Read the records and gather each line that includes "发展至光器件与仪器仪表两大类产品".

— START OF LISTED RECORDS —

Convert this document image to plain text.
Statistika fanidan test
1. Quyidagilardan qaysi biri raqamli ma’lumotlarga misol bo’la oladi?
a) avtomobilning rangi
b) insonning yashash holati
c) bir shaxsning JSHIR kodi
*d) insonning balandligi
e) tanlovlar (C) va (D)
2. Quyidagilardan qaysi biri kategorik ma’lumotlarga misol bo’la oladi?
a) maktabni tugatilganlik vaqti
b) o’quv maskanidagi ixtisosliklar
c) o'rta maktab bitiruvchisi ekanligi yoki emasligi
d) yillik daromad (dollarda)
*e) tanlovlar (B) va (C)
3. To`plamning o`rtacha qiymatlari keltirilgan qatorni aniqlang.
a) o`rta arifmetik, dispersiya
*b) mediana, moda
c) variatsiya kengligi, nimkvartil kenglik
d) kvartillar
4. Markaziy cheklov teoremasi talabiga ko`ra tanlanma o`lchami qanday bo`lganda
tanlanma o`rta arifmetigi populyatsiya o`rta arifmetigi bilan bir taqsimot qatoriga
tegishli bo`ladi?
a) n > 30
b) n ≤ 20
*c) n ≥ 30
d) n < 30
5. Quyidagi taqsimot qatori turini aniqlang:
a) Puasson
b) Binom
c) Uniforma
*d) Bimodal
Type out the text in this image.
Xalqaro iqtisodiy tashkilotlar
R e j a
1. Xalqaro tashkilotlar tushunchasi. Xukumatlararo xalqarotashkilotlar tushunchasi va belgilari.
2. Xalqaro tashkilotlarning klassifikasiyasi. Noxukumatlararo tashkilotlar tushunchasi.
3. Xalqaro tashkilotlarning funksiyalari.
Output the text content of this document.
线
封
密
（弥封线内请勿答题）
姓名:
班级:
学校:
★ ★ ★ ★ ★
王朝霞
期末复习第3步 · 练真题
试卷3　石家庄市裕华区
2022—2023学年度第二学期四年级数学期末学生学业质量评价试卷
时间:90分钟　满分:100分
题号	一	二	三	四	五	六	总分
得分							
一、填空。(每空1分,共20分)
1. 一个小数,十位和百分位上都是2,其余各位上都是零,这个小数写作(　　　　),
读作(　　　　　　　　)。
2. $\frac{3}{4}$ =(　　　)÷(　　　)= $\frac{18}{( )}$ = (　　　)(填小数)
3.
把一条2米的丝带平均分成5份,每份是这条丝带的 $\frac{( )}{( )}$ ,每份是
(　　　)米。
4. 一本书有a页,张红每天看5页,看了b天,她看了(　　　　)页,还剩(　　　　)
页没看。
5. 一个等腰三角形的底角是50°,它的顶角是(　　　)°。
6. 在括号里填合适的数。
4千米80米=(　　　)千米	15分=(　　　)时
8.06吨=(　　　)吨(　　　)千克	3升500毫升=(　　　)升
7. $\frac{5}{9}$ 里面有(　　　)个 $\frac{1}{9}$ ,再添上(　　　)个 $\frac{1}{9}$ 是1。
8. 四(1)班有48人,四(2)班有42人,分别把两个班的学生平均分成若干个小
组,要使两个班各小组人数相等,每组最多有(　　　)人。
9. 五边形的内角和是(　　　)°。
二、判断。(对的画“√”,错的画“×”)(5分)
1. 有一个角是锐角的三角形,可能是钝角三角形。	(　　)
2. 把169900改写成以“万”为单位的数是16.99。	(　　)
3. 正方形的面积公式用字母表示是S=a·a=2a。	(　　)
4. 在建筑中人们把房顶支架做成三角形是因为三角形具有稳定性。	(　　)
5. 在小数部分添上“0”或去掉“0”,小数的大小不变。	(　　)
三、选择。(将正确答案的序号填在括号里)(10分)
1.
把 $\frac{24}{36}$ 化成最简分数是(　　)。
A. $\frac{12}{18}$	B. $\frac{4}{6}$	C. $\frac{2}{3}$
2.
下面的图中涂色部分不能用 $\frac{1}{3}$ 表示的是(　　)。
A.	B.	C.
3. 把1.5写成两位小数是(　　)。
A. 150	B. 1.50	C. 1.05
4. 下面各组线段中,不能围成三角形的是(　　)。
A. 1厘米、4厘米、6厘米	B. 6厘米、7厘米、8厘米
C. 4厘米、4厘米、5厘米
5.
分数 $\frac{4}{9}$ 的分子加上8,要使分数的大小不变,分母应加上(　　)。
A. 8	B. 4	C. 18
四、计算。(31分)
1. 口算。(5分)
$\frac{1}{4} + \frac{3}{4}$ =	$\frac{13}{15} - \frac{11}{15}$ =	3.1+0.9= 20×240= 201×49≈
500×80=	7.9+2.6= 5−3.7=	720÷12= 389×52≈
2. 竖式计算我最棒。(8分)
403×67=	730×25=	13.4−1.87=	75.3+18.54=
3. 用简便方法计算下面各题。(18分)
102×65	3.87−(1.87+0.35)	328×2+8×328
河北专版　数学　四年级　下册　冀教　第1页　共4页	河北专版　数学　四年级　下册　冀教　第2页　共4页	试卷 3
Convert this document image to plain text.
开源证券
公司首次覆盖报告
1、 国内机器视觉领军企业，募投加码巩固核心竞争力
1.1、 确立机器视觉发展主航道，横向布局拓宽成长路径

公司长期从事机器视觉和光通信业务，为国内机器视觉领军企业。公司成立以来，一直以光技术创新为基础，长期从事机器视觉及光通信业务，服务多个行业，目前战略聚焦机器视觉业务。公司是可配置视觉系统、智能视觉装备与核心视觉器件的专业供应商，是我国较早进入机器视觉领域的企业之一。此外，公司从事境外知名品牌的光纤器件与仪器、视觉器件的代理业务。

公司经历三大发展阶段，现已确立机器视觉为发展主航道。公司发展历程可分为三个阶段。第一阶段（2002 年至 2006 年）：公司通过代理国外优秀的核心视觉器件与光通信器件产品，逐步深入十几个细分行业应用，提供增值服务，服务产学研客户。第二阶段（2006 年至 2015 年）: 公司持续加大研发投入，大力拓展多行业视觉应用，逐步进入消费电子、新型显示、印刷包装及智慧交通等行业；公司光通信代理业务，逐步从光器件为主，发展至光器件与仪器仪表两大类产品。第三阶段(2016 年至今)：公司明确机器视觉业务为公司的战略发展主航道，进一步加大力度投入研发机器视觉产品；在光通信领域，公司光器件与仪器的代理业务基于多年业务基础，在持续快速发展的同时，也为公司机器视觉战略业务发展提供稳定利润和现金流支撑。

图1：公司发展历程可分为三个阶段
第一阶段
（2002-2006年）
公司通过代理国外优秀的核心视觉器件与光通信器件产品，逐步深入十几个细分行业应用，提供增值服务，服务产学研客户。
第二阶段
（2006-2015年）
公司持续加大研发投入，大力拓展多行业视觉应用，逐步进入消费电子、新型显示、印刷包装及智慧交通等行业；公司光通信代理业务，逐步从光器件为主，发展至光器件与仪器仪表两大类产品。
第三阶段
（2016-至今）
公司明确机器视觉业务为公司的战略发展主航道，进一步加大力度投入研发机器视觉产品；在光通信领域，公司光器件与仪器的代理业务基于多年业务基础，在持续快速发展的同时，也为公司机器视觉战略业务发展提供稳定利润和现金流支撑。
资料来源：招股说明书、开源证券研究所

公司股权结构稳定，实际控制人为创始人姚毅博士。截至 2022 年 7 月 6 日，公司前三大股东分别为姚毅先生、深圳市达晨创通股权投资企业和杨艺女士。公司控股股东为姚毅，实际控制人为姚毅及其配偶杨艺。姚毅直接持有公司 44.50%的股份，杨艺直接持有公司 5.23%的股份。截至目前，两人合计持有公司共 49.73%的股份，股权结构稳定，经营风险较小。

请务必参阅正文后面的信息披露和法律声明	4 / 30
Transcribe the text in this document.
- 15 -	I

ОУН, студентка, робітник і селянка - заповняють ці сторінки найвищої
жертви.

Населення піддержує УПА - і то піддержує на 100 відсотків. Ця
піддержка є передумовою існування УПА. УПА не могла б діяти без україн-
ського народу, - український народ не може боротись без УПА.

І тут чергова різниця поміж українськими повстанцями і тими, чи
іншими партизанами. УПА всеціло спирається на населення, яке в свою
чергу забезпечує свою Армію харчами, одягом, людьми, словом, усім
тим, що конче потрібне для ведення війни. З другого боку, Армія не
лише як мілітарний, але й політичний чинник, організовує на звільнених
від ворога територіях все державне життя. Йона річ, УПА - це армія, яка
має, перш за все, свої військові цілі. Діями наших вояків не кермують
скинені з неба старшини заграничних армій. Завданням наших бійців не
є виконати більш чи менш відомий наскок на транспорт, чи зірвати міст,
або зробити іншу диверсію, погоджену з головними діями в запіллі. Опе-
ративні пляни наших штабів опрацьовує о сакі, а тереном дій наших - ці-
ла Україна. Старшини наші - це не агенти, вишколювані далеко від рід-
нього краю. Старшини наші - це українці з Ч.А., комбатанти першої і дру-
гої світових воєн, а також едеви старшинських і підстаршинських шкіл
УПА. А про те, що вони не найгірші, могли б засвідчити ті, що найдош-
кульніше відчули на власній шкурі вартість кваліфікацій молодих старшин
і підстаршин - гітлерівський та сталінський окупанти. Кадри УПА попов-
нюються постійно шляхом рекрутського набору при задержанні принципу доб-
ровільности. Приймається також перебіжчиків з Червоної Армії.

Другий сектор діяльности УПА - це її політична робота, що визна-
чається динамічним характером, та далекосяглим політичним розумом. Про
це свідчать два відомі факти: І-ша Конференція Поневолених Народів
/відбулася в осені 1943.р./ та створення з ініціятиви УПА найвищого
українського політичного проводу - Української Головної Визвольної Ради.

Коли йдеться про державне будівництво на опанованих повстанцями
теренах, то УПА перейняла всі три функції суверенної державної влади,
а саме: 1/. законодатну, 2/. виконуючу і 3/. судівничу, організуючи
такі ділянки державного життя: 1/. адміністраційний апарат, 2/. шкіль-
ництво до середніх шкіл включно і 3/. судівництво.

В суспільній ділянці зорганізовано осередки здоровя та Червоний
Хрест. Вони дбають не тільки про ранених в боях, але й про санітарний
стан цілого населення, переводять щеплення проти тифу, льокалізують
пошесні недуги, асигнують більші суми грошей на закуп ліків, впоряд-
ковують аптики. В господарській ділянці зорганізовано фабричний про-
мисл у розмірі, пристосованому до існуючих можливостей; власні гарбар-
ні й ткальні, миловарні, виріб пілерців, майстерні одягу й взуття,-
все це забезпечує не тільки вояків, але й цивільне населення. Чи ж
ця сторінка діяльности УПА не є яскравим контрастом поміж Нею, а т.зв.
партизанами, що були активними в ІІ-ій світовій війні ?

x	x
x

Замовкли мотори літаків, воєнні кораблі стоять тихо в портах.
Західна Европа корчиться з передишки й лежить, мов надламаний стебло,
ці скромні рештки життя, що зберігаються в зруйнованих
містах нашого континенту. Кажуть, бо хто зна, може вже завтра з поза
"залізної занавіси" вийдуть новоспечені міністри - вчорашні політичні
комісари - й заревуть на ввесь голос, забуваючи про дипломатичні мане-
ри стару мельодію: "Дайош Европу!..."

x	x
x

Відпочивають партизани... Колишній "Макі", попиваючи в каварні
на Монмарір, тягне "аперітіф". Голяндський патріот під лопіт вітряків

— END OF LISTED RECORDS —

| THE REPLY |
公司经历三大发展阶段，现已确立机器视觉为发展主航道。公司发展历程可分为三个阶段。第一阶段（2002 年至 2006 年）：公司通过代理国外优秀的核心视觉器件与光通信器件产品，逐步深入十几个细分行业应用，提供增值服务，服务产学研客户。第二阶段（2006 年至 2015 年）: 公司持续加大研发投入，大力拓展多行业视觉应用，逐步进入消费电子、新型显示、印刷包装及智慧交通等行业；公司光通信代理业务，逐步从光器件为主，发展至光器件与仪器仪表两大类产品。第三阶段(2016 年至今)：公司明确机器视觉业务为公司的战略发展主航道，进一步加大力度投入研发机器视觉产品；在光通信领域，公司光器件与仪器的代理业务基于多年业务基础，在持续快速发展的同时，也为公司机器视觉战略业务发展提供稳定利润和现金流支撑。
公司持续加大研发投入，大力拓展多行业视觉应用，逐步进入消费电子、新型显示、印刷包装及智慧交通等行业；公司光通信代理业务，逐步从光器件为主，发展至光器件与仪器仪表两大类产品。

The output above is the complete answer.